[EXERCISE PROMPT]
Go through the data below and copy it exactly, skipping every picture.

[DATA SUPPLIED]
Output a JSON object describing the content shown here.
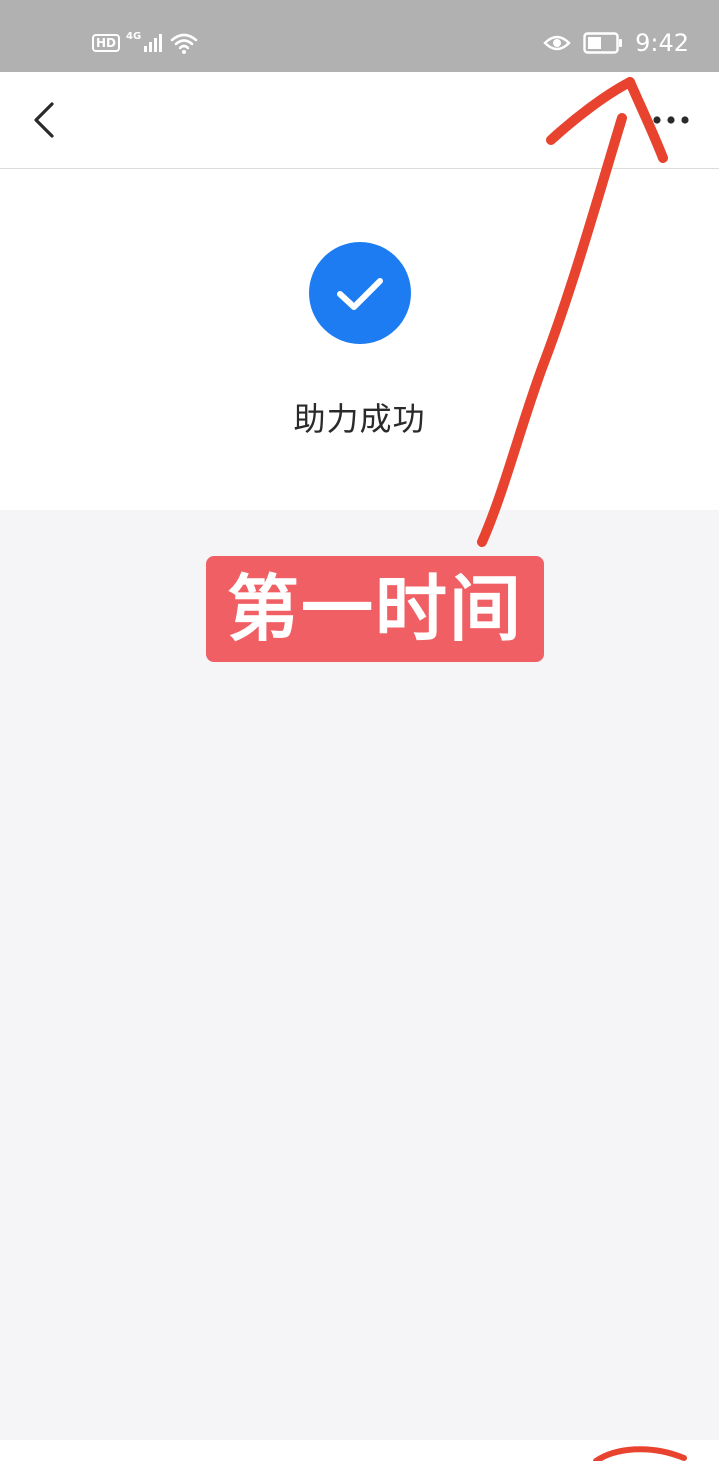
{
  "status_bar": {
    "hd_label": "HD",
    "network_type": "4G",
    "time": "9:42"
  },
  "nav": {
    "back_icon": "chevron-left-icon",
    "more_icon": "more-dots-icon"
  },
  "result": {
    "icon": "check-circle-icon",
    "title": "助力成功"
  },
  "annotation": {
    "label": "第一时间"
  },
  "colors": {
    "status_bar_bg": "#b1b1b1",
    "accent_blue": "#1d7cf2",
    "annotation_red": "#ef5f63",
    "arrow_red": "#e8432f",
    "page_bg": "#f5f4f7"
  }
}
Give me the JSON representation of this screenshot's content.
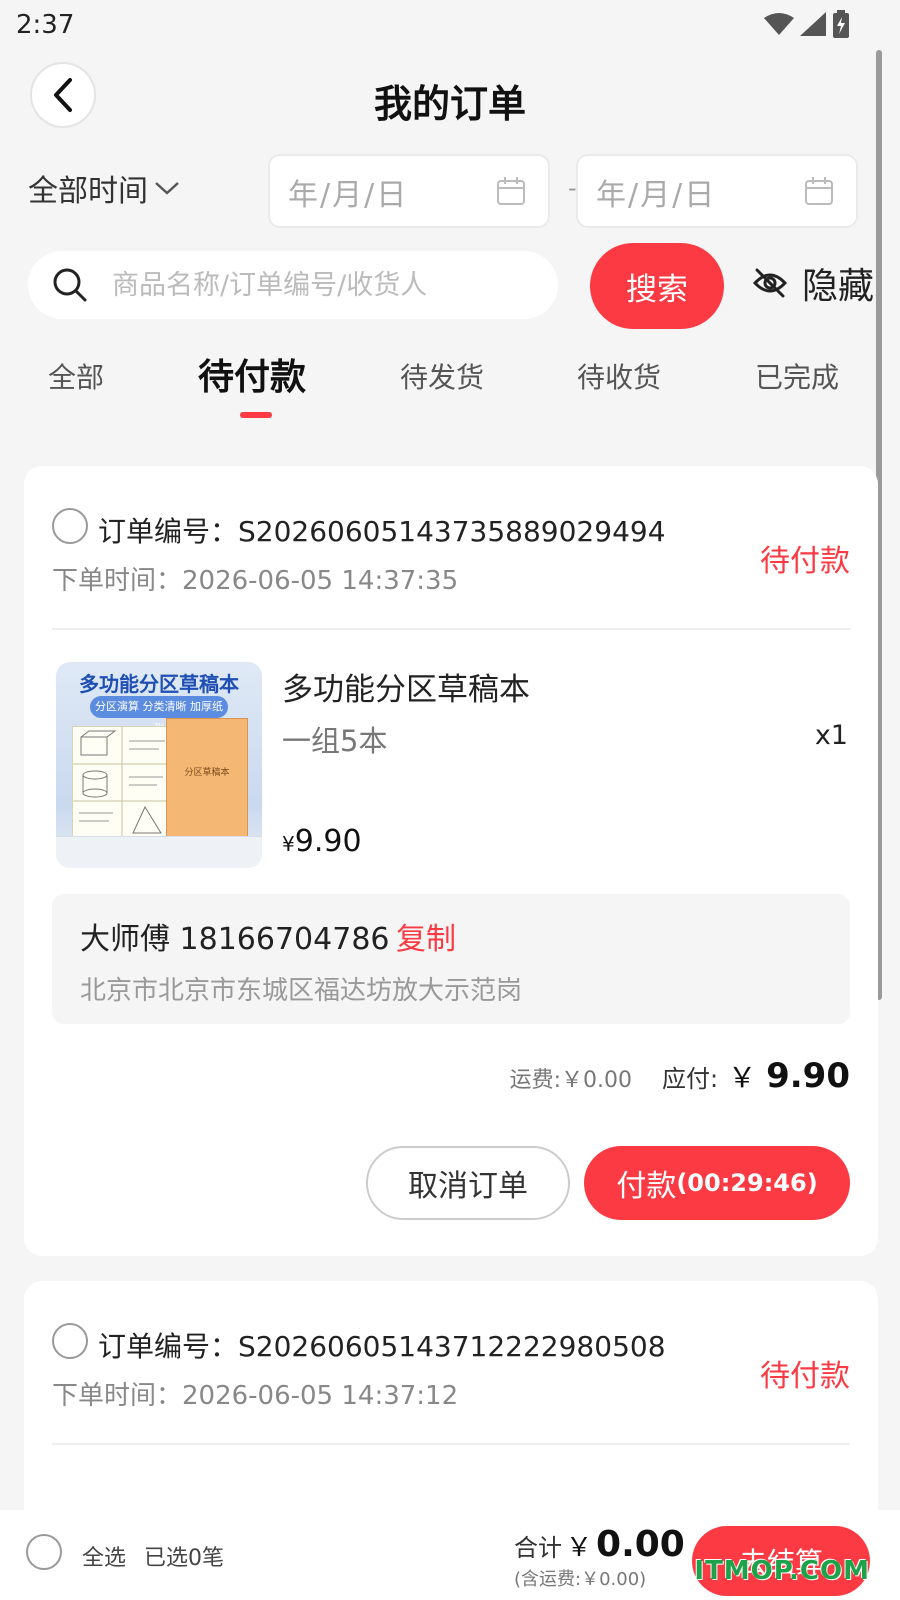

[SOLUTION]
Output a JSON object describing the content shown here.
{
  "status_bar": {
    "hd_label": "HD",
    "network_type": "4G",
    "time": "9:42"
  },
  "nav": {
    "back_icon": "chevron-left-icon",
    "more_icon": "more-dots-icon"
  },
  "result": {
    "icon": "check-circle-icon",
    "title": "助力成功"
  },
  "annotation": {
    "label": "第一时间"
  },
  "colors": {
    "status_bar_bg": "#b1b1b1",
    "accent_blue": "#1d7cf2",
    "annotation_red": "#ef5f63",
    "arrow_red": "#e8432f",
    "page_bg": "#f5f4f7"
  }
}
Give me the JSON representation of this screenshot's content.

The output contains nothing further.